### WRITTEN INSTRUCTION
Copy the lines holding the word "点的对称点", all of them.

### STORED ROWS
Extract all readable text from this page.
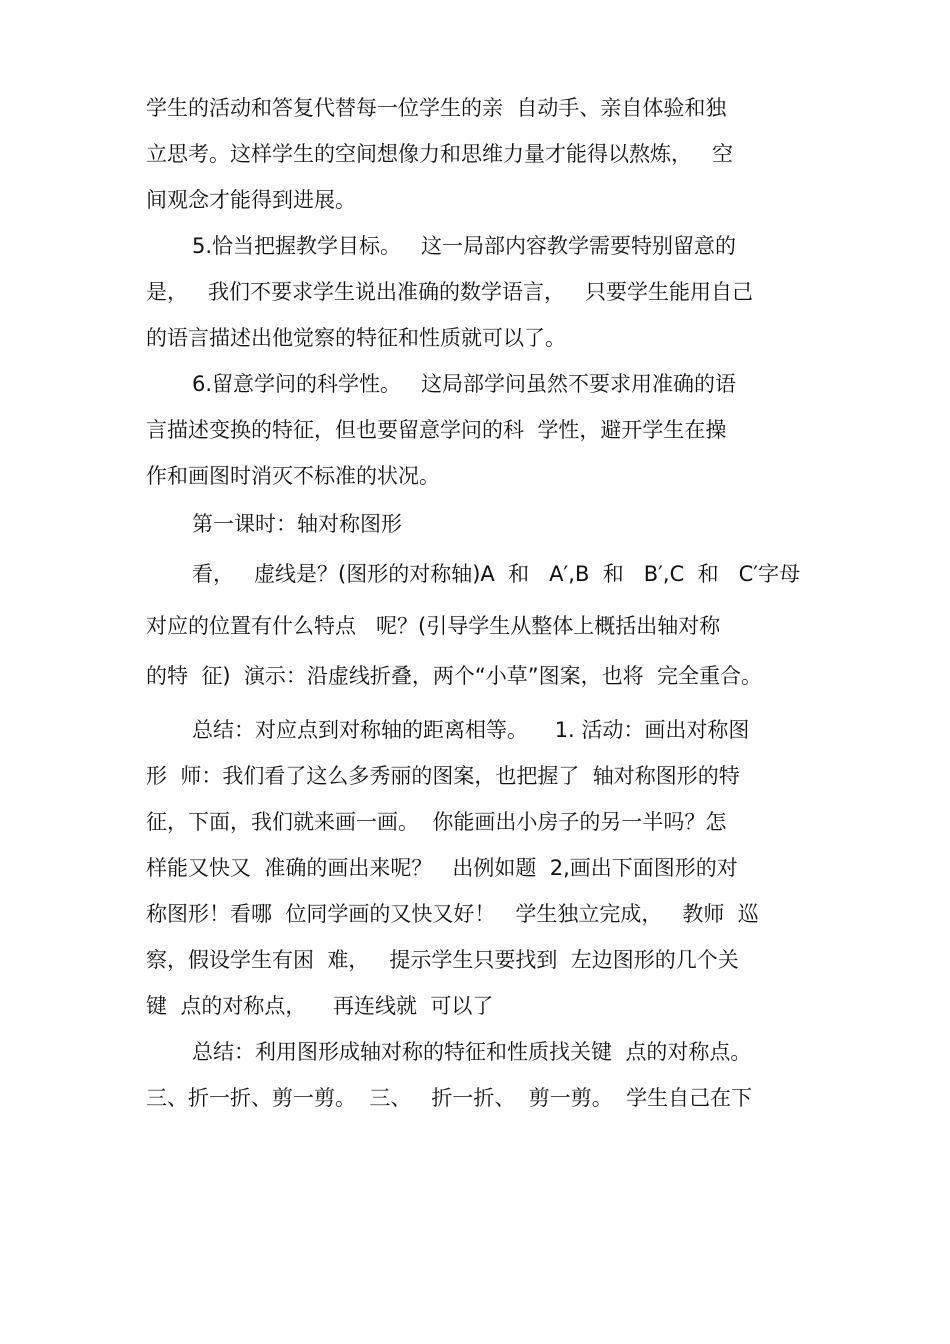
学生的活动和答复代替每一位学生的亲  自动手、亲自体验和独

立思考。这样学生的空间想像力和思维力量才能得以熬炼，   空

间观念才能得到进展。

5.恰当把握教学目标。   这一局部内容教学需要特别留意的

是，   我们不要求学生说出准确的数学语言，   只要学生能用自己

的语言描述出他觉察的特征和性质就可以了。

6.留意学问的科学性。   这局部学问虽然不要求用准确的语

言描述变换的特征，但也要留意学问的科  学性，避开学生在操

作和画图时消灭不标准的状况。

第一课时：轴对称图形

看，   虚线是？(图形的对称轴)A  和   A′,B  和   B′,C  和   C′字母

对应的位置有什么特点   呢？(引导学生从整体上概括出轴对称

的特  征)  演示：沿虚线折叠，两个“小草”图案，也将  完全重合。

总结：对应点到对称轴的距离相等。    1. 活动：画出对称图

形  师：我们看了这么多秀丽的图案，也把握了  轴对称图形的特

征，下面，我们就来画一画。  你能画出小房子的另一半吗？怎

样能又快又  准确的画出来呢？   出例如题  2,画出下面图形的对

称图形！看哪  位同学画的又快又好！   学生独立完成，   教师  巡

察，假设学生有困  难，   提示学生只要找到  左边图形的几个关

键  点的对称点，    再连线就  可以了

总结：利用图形成轴对称的特征和性质找关键  点的对称点。

三、折一折、剪一剪。  三、   折一折、  剪一剪。  学生自己在下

### OUTPUT FOR THIS TASK
键  点的对称点，    再连线就  可以了
总结：利用图形成轴对称的特征和性质找关键  点的对称点。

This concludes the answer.